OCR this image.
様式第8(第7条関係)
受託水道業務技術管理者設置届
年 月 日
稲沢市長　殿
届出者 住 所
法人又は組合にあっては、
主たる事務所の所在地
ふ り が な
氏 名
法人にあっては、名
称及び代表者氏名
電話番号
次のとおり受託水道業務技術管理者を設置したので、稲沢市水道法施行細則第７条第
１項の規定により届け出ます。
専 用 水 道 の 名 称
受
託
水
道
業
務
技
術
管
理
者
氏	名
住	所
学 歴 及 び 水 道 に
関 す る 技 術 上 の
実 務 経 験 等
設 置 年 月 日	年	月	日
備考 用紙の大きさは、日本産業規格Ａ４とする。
# # # # #
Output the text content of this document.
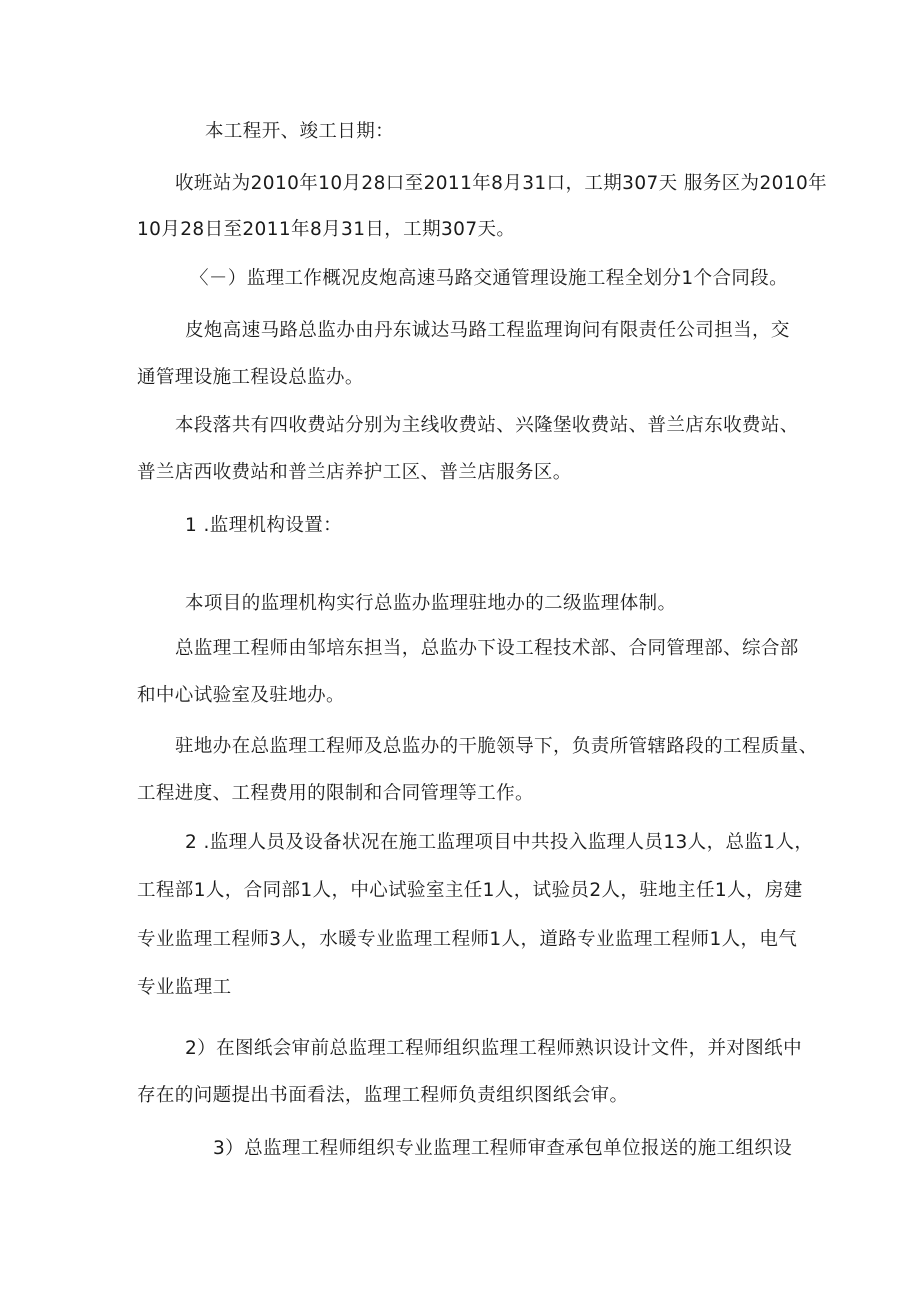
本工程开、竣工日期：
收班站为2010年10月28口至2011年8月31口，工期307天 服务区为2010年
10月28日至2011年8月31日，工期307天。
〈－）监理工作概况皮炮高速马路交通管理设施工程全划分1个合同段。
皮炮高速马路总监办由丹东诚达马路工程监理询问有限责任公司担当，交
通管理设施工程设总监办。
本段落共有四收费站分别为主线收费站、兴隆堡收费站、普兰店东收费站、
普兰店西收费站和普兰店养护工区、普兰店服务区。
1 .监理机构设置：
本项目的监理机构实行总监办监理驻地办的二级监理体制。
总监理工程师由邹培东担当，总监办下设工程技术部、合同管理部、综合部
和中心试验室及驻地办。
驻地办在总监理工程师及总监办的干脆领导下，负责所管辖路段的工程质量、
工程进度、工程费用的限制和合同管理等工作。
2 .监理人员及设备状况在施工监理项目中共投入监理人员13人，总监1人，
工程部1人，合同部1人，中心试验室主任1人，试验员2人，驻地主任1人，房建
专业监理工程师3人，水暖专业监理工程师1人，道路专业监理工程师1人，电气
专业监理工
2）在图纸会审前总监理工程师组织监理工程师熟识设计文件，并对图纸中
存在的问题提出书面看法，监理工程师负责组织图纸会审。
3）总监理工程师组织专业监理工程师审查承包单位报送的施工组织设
# # # # #
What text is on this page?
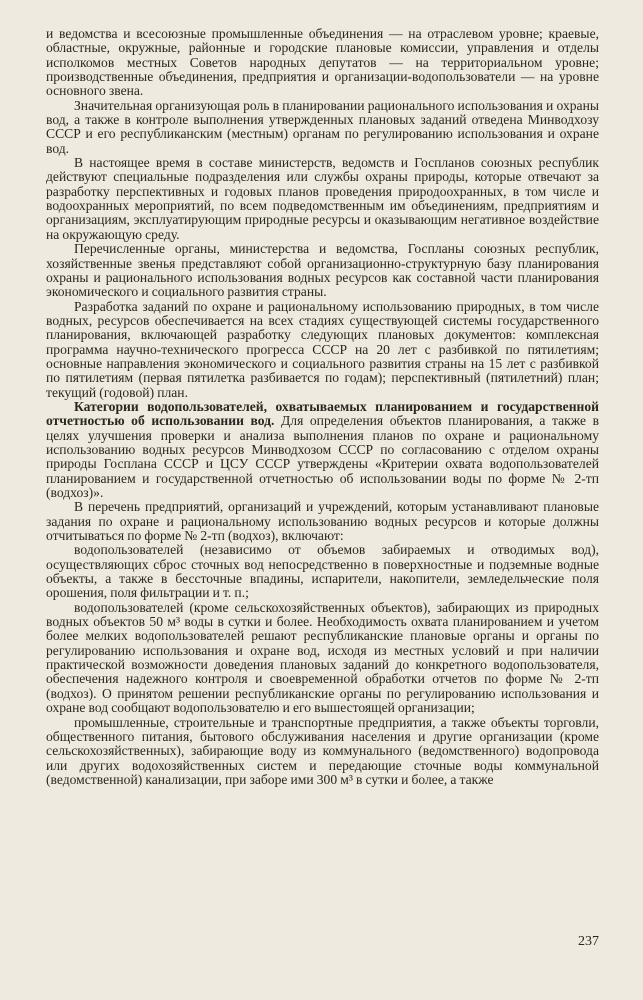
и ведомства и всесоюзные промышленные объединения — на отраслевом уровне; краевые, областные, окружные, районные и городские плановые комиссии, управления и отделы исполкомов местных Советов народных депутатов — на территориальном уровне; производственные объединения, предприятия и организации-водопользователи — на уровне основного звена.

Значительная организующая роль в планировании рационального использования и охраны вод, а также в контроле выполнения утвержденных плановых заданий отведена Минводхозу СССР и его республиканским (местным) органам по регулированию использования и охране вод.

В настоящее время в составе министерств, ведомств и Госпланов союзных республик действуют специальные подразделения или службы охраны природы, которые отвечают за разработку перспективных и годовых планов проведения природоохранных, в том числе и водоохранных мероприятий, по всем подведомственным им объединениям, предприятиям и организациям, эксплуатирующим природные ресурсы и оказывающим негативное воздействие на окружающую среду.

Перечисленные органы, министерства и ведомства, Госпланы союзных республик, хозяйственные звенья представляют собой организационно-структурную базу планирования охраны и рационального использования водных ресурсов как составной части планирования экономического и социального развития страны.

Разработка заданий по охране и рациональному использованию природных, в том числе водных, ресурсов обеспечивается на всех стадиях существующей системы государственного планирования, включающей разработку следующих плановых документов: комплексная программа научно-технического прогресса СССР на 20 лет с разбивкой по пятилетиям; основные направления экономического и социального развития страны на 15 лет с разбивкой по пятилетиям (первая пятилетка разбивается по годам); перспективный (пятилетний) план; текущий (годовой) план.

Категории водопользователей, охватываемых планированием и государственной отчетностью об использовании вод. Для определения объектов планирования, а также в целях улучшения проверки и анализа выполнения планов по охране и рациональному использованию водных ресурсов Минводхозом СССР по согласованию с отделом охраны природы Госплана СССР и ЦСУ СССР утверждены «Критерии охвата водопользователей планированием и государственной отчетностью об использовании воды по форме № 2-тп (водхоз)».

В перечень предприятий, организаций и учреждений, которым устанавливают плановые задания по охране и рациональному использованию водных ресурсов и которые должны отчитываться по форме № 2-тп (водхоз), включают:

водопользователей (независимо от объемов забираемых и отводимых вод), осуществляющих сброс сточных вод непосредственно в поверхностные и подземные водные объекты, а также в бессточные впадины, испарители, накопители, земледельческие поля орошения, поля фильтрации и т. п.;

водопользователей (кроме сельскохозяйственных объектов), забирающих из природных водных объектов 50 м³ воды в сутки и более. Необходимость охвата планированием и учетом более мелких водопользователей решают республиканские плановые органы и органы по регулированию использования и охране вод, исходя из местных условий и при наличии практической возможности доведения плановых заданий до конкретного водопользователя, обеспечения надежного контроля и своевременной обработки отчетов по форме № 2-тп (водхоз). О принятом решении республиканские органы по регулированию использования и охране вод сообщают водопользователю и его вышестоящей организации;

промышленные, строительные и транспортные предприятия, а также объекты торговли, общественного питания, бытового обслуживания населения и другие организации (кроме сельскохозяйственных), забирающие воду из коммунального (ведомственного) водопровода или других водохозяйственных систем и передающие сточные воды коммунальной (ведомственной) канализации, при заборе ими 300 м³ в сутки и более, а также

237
# # # # #
TASK GOAL -> Search the data above for the word "this", then gather each line in which it appears.

ANSWER FOR THE TASK ->
OCR this image.
Output the text content of this document.
What text is on this page?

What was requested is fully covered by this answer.